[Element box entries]
>> Start
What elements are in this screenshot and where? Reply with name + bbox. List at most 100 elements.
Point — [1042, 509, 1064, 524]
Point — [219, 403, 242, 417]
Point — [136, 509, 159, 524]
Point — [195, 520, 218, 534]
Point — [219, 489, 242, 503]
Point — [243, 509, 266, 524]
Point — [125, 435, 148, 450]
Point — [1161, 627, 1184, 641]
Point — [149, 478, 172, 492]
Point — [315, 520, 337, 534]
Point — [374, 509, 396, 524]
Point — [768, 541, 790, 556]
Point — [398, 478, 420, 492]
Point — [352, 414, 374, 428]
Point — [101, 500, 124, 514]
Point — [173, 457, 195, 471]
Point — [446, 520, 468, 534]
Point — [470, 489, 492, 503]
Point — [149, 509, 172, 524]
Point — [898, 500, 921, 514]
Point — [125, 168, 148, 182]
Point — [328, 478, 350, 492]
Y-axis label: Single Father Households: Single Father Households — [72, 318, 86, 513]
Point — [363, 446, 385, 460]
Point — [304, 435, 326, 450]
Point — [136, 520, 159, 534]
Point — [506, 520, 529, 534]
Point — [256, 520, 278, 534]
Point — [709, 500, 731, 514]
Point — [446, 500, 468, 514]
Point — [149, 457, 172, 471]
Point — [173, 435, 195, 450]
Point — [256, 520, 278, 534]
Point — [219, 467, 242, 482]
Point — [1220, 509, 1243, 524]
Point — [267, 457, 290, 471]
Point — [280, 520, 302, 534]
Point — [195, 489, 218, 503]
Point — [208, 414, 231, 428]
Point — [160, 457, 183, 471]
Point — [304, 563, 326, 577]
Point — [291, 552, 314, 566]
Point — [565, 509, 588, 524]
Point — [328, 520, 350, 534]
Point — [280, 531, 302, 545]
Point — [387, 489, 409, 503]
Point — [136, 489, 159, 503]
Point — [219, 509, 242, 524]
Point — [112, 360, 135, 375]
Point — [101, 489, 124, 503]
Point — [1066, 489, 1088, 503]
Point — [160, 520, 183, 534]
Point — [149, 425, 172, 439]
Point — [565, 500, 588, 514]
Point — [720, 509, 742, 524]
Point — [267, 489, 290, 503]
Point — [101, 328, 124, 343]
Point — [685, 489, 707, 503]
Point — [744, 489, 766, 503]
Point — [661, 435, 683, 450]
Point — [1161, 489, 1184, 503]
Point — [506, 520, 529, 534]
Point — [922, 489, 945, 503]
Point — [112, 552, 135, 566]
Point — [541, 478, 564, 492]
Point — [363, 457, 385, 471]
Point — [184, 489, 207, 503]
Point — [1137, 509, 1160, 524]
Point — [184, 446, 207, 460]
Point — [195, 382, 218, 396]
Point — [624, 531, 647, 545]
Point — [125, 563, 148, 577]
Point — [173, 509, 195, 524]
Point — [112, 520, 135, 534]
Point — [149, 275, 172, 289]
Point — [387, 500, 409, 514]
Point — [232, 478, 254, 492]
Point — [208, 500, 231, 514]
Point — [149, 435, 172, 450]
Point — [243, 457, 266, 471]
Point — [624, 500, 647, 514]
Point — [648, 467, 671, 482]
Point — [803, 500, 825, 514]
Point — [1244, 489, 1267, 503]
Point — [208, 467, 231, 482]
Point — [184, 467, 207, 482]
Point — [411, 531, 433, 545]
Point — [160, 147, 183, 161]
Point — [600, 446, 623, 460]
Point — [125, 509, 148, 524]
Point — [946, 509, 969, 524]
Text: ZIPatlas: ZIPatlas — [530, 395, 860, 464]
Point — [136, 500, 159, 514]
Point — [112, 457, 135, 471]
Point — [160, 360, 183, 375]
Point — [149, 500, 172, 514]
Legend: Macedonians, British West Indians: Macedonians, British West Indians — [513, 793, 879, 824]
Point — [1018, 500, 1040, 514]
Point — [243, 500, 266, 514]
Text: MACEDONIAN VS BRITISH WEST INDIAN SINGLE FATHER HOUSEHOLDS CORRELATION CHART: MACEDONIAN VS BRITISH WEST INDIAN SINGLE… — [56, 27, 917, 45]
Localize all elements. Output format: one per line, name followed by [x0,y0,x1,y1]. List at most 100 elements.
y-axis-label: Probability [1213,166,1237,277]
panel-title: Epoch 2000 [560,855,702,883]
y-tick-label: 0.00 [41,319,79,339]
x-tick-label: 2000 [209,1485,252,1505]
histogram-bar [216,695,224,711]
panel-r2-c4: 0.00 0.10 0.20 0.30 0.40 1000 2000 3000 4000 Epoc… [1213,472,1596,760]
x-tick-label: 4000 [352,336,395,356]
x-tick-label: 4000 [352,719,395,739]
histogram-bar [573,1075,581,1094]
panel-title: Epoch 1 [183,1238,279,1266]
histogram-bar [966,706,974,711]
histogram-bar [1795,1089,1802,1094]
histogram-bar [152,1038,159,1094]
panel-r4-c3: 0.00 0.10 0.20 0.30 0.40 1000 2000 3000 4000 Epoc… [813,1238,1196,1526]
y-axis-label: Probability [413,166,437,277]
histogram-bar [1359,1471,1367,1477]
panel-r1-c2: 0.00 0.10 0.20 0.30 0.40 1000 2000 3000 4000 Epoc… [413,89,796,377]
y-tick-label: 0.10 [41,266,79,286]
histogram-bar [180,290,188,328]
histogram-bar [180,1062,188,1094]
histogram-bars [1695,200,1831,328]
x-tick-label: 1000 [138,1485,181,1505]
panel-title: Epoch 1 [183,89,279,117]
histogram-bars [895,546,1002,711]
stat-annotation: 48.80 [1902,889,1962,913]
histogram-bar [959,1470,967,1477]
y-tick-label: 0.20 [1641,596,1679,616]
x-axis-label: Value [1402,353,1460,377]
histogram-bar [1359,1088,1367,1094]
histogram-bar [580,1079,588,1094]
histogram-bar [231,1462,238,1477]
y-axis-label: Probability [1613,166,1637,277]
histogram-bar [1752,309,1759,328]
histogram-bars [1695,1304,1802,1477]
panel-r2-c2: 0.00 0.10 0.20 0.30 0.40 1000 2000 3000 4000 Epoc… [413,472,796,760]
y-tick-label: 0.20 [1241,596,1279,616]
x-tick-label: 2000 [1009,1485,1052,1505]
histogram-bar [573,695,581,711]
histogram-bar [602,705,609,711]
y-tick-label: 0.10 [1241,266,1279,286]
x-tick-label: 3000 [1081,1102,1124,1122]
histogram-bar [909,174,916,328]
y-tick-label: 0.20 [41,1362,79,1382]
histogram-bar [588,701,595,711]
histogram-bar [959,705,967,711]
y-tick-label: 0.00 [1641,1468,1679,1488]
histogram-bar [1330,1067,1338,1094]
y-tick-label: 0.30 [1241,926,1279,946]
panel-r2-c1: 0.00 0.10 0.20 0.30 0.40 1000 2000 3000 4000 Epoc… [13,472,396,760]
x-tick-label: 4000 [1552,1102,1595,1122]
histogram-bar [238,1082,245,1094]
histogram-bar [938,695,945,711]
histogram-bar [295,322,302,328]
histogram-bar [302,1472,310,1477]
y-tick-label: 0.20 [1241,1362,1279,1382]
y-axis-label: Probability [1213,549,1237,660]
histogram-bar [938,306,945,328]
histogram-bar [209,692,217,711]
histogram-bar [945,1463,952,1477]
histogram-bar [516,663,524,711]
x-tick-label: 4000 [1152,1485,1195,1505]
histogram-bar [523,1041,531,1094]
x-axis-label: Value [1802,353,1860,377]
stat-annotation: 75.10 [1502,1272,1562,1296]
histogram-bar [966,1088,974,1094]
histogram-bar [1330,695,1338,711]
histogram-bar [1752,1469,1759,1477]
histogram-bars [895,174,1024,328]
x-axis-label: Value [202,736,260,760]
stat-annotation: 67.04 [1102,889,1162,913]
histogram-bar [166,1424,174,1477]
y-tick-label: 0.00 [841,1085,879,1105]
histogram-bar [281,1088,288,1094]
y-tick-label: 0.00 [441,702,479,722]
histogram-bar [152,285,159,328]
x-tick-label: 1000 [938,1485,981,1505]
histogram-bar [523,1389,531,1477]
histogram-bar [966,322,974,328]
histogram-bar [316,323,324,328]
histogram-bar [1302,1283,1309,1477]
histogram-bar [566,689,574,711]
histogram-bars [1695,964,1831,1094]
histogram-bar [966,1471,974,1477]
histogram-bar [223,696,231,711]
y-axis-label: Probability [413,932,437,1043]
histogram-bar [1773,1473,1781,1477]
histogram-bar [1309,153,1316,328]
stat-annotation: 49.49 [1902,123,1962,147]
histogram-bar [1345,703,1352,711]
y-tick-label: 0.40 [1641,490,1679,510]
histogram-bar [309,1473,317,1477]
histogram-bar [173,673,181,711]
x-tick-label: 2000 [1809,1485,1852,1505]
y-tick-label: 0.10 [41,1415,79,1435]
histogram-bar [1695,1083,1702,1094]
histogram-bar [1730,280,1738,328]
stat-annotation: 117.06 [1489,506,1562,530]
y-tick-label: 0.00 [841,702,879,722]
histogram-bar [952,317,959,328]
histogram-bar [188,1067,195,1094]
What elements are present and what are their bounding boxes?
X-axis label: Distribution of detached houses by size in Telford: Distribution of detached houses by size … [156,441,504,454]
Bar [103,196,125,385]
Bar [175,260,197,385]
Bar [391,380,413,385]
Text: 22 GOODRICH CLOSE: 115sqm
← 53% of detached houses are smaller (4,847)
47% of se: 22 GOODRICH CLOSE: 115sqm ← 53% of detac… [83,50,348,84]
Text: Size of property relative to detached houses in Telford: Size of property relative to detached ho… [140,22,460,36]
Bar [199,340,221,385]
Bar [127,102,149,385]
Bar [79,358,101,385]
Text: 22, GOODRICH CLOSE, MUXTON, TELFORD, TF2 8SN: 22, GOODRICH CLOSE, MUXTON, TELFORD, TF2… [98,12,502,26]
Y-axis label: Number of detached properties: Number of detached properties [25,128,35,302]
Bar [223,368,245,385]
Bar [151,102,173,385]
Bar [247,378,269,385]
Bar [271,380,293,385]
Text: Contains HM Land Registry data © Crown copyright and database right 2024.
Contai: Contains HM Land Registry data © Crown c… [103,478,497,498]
>> End
Written problem: Reproduce the entries from the first line through the line containing "Point — [219, 489, 242, 503]", substituting "Data point" for every "Point" and leaving everything else unchanged.

Answer below:
What elements are in this screenshot and where? Reply with name + bbox. List at most 100 elements.
Data point — [1042, 509, 1064, 524]
Data point — [219, 403, 242, 417]
Data point — [136, 509, 159, 524]
Data point — [195, 520, 218, 534]
Data point — [219, 489, 242, 503]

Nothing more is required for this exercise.